● **WRITTEN EXERCISE**
Pick out every line of the listing that contains the string "stainless", matching case exactly.

● **EXTRACTED DATA**

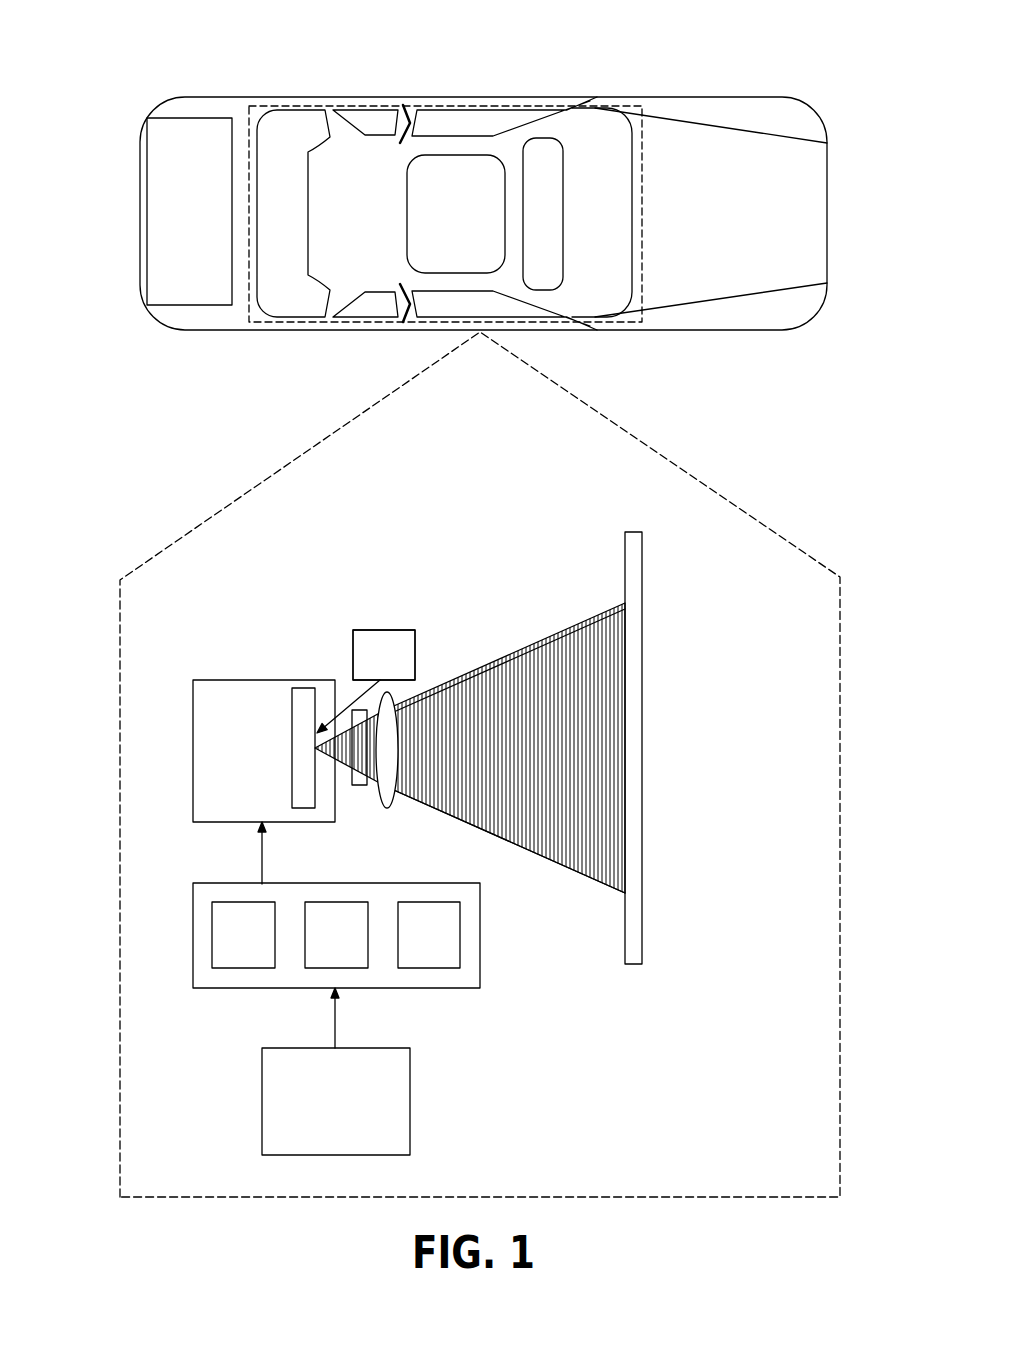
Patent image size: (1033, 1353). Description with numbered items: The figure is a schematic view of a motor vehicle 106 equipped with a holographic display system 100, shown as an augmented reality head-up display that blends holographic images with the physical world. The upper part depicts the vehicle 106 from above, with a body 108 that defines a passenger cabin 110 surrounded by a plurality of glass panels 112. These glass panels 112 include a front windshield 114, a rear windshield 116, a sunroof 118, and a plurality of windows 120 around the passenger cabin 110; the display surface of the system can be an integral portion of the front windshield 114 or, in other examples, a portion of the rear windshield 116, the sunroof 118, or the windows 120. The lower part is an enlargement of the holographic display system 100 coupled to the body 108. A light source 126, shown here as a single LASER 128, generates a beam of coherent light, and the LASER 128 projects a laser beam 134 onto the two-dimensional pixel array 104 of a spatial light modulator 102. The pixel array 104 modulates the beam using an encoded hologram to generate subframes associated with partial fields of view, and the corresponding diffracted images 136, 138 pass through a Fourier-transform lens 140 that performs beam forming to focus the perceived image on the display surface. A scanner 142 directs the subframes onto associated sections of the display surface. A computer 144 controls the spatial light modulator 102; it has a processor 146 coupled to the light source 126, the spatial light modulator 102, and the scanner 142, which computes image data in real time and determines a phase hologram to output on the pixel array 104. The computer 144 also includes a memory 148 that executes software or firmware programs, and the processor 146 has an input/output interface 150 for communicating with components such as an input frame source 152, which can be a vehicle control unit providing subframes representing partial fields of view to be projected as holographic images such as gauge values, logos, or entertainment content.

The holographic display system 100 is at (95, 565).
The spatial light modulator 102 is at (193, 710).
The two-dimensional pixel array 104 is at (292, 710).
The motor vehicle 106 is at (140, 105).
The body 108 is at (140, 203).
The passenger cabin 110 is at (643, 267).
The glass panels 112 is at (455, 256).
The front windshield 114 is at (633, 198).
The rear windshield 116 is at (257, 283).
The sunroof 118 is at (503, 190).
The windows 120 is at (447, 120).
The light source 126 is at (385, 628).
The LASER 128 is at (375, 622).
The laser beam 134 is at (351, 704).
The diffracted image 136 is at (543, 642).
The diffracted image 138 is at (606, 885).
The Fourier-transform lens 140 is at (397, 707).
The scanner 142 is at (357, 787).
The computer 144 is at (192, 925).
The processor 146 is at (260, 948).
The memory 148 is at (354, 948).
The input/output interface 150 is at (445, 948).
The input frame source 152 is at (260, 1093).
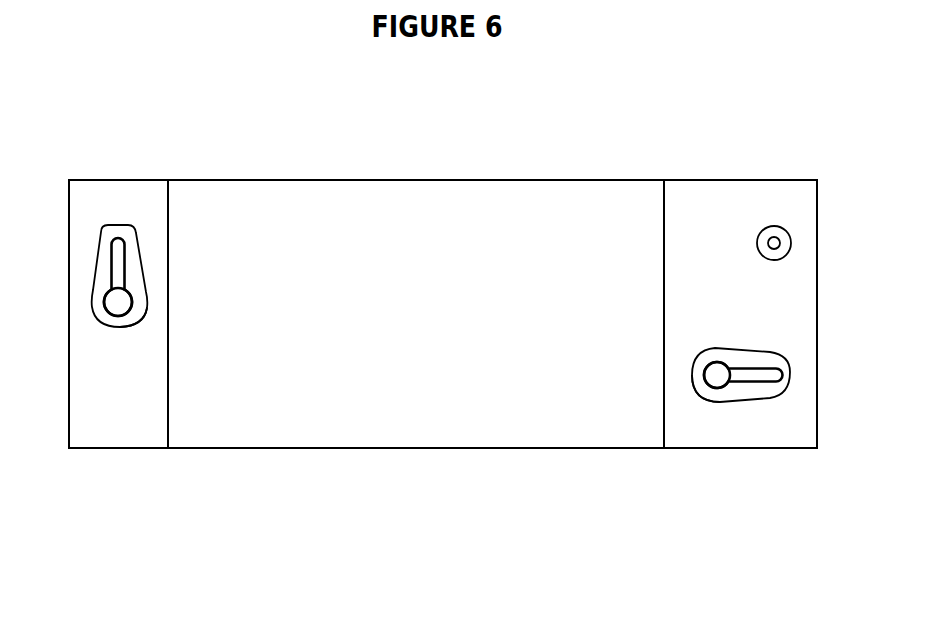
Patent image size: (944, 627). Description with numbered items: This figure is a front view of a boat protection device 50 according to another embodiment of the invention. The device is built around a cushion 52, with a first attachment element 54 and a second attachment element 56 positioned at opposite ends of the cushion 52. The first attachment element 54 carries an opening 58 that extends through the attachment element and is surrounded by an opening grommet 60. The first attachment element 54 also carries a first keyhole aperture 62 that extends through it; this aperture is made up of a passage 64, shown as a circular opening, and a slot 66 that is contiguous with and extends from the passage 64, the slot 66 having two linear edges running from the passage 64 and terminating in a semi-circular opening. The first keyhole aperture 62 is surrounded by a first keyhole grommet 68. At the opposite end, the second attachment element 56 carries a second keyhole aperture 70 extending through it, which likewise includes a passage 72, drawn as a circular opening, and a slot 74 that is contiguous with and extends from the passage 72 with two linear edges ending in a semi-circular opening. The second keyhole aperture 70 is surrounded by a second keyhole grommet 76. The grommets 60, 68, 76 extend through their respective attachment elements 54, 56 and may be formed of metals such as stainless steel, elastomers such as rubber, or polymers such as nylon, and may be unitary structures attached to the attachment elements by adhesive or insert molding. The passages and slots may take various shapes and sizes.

● **ANSWER TO THE PROBLEM**
Patent image size: (944, 627). Description with numbered items: This figure is a front view of a boat protection device 50 according to another embodiment of the invention. The device is built around a cushion 52, with a first attachment element 54 and a second attachment element 56 positioned at opposite ends of the cushion 52. The first attachment element 54 carries an opening 58 that extends through the attachment element and is surrounded by an opening grommet 60. The first attachment element 54 also carries a first keyhole aperture 62 that extends through it; this aperture is made up of a passage 64, shown as a circular opening, and a slot 66 that is contiguous with and extends from the passage 64, the slot 66 having two linear edges running from the passage 64 and terminating in a semi-circular opening. The first keyhole aperture 62 is surrounded by a first keyhole grommet 68. At the opposite end, the second attachment element 56 carries a second keyhole aperture 70 extending through it, which likewise includes a passage 72, drawn as a circular opening, and a slot 74 that is contiguous with and extends from the passage 72 with two linear edges ending in a semi-circular opening. The second keyhole aperture 70 is surrounded by a second keyhole grommet 76. The grommets 60, 68, 76 extend through their respective attachment elements 54, 56 and may be formed of metals such as stainless steel, elastomers such as rubber, or polymers such as nylon, and may be unitary structures attached to the attachment elements by adhesive or insert molding. The passages and slots may take various shapes and sizes.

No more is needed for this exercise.